Short task: Tally the lines in the records below that contain the string "timestamp", matching case exactly. Reply with the number alone.

Records from a data source:
- - - -

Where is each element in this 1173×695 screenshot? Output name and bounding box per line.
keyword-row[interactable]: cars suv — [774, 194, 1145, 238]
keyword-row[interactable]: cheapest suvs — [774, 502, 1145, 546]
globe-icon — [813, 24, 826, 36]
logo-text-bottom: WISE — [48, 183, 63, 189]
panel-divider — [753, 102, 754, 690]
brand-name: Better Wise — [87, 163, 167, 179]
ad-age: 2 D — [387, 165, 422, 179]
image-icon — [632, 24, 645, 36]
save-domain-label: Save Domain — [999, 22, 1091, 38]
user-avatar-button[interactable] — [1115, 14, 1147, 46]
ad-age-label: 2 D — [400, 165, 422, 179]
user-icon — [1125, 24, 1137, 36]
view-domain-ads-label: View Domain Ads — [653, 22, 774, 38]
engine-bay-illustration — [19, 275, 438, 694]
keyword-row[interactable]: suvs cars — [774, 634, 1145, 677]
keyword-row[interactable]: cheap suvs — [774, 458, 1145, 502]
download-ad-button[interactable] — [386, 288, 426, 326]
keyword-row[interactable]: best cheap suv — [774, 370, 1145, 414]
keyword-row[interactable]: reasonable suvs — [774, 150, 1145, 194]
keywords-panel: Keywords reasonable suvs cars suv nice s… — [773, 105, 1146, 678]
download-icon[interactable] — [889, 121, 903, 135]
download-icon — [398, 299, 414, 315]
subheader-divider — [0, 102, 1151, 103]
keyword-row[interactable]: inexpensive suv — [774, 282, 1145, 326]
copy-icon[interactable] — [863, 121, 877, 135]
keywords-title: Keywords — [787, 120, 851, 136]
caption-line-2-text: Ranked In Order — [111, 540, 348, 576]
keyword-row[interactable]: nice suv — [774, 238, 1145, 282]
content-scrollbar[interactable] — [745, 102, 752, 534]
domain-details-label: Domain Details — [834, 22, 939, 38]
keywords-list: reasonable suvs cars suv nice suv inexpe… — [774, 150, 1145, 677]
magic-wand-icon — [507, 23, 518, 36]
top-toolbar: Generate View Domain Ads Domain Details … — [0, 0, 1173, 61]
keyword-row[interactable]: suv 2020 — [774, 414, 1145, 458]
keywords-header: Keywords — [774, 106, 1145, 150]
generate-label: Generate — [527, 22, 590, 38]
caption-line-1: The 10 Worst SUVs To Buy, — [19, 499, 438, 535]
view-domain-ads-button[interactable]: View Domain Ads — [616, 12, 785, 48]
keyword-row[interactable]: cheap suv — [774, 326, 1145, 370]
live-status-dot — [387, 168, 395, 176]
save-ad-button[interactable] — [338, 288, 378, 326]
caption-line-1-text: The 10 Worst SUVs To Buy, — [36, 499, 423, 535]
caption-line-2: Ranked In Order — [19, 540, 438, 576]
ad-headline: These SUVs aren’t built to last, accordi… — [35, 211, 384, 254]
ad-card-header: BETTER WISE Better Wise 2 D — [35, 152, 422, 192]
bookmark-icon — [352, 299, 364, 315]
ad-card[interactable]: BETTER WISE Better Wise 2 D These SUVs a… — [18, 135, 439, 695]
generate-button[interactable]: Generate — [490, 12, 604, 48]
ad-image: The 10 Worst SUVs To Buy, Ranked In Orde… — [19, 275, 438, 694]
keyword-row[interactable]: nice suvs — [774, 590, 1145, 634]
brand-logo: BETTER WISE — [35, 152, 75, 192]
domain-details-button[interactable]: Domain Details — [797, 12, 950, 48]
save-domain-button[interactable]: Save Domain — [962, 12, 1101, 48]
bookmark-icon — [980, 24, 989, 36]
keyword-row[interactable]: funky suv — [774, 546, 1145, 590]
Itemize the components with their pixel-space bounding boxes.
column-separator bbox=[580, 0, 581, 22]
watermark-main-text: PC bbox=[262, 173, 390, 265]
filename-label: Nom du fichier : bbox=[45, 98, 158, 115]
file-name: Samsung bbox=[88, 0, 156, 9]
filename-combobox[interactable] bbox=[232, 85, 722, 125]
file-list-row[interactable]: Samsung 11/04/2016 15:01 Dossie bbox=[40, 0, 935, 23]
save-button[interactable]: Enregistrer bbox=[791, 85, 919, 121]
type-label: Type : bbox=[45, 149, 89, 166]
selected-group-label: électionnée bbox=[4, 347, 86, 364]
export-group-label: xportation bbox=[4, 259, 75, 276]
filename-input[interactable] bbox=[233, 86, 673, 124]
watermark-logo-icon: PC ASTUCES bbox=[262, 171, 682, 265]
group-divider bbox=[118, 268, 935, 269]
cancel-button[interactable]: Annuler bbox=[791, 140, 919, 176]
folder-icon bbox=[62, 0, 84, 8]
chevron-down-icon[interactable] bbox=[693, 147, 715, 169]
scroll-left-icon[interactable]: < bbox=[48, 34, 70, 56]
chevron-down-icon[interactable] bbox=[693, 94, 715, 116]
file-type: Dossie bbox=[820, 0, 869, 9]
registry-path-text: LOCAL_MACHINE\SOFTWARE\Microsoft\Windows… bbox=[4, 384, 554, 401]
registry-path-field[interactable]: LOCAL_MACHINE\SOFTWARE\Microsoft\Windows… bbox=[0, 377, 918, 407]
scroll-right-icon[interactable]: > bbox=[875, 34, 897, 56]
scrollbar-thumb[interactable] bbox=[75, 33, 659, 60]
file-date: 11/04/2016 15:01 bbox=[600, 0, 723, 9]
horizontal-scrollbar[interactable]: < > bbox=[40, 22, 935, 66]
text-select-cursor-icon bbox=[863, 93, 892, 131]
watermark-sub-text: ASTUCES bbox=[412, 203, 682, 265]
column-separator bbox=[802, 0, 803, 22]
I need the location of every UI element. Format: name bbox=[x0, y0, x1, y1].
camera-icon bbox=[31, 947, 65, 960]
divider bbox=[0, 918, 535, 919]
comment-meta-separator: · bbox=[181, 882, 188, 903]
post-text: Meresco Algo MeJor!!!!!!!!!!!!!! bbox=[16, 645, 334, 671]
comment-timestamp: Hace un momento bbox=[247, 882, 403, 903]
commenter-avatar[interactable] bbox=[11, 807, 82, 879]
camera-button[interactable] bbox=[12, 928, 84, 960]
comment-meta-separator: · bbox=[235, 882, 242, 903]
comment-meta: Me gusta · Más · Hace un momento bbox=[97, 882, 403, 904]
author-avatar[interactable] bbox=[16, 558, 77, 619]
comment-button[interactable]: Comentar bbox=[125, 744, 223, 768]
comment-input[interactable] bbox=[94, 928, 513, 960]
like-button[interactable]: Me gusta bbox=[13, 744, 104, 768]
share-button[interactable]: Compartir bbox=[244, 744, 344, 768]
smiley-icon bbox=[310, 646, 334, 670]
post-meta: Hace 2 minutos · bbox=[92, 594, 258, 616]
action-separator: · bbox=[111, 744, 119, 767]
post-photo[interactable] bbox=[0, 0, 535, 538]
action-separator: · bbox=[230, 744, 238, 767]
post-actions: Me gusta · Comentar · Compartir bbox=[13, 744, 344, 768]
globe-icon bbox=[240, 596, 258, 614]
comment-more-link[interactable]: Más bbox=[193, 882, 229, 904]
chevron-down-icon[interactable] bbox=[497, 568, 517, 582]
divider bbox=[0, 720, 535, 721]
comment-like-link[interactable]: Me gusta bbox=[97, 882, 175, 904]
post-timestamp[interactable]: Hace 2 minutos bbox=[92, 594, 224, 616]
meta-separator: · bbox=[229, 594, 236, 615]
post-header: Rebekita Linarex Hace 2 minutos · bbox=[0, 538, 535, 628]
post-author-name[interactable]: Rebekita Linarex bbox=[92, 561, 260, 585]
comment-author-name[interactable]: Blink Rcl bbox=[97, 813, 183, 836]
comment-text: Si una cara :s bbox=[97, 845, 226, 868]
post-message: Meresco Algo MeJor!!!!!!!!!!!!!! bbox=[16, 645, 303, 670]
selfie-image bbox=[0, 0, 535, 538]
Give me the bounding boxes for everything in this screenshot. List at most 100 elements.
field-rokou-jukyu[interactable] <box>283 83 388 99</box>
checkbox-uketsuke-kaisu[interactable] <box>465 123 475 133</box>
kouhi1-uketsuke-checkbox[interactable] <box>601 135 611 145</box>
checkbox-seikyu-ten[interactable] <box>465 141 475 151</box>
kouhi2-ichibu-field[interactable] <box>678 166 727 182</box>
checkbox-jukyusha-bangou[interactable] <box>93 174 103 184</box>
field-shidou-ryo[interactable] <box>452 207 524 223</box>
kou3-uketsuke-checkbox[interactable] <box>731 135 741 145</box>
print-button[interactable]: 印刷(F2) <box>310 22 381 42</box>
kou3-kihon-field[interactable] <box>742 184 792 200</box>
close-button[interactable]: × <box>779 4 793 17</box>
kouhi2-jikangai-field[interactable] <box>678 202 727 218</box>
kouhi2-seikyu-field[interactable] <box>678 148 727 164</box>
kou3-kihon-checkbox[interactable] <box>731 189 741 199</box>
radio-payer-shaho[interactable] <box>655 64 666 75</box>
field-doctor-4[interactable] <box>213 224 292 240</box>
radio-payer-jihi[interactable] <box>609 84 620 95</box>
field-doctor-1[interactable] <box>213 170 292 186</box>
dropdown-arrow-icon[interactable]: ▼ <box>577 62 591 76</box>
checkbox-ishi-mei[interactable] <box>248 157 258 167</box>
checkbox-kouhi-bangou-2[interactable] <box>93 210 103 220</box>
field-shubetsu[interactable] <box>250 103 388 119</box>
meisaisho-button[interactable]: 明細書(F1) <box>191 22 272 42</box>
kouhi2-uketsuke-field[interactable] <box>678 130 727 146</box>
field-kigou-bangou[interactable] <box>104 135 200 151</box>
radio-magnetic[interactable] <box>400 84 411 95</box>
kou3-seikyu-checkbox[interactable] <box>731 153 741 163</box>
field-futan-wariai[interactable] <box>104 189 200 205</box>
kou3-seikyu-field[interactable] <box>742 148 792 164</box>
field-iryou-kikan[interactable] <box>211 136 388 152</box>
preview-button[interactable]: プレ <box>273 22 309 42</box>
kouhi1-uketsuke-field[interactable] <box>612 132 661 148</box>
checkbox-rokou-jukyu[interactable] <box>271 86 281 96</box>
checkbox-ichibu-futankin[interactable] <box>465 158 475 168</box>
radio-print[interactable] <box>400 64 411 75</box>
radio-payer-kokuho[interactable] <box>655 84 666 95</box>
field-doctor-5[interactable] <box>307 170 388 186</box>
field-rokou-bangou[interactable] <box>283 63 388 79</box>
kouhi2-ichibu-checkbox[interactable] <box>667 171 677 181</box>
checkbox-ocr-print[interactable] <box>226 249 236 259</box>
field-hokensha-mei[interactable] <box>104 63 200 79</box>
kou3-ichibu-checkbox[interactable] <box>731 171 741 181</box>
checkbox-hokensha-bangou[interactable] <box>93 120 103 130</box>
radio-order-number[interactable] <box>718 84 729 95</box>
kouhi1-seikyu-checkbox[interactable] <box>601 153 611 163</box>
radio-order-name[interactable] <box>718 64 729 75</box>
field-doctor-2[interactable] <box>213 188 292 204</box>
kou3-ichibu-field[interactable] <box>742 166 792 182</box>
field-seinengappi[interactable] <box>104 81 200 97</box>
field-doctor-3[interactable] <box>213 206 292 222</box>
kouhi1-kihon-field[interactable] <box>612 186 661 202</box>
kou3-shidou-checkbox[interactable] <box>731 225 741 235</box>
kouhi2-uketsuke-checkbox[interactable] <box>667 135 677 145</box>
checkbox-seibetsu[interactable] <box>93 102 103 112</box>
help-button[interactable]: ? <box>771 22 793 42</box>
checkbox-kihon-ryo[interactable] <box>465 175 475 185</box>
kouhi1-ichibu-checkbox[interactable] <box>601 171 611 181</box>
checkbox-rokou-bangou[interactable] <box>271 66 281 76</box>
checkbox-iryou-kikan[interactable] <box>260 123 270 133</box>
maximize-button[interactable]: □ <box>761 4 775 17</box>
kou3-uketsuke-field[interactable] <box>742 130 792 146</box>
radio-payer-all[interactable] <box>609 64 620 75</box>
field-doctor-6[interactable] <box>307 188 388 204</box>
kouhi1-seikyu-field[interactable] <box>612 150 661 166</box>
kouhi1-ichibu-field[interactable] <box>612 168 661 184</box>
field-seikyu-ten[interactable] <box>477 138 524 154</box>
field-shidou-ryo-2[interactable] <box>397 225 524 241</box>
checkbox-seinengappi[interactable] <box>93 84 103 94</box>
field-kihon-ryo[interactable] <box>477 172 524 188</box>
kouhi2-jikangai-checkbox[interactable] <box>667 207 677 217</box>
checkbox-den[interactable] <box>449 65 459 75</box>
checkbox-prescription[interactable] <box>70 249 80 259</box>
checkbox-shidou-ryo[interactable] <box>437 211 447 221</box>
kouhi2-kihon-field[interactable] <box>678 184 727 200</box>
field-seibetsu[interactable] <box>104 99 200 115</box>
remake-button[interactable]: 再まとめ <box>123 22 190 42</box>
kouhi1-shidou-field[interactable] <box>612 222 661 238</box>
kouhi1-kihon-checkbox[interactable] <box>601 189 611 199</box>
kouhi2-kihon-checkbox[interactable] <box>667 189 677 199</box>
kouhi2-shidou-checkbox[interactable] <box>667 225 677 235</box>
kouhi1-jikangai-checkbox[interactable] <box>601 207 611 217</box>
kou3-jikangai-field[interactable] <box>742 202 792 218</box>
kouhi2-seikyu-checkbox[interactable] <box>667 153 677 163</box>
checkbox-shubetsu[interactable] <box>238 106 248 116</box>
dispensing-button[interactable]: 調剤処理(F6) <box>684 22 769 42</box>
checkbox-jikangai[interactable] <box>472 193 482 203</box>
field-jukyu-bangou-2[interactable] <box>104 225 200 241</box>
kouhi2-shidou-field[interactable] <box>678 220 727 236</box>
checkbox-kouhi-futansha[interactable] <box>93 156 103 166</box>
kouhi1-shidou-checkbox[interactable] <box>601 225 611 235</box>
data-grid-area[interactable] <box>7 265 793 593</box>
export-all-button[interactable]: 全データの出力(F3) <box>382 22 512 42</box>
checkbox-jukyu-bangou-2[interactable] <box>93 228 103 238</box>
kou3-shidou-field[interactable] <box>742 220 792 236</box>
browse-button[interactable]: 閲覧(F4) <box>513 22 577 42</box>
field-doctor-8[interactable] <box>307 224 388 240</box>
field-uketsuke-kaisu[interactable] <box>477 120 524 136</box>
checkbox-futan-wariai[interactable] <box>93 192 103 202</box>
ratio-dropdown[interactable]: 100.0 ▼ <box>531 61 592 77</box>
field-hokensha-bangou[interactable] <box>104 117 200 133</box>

- - - -

Exercise answer: 2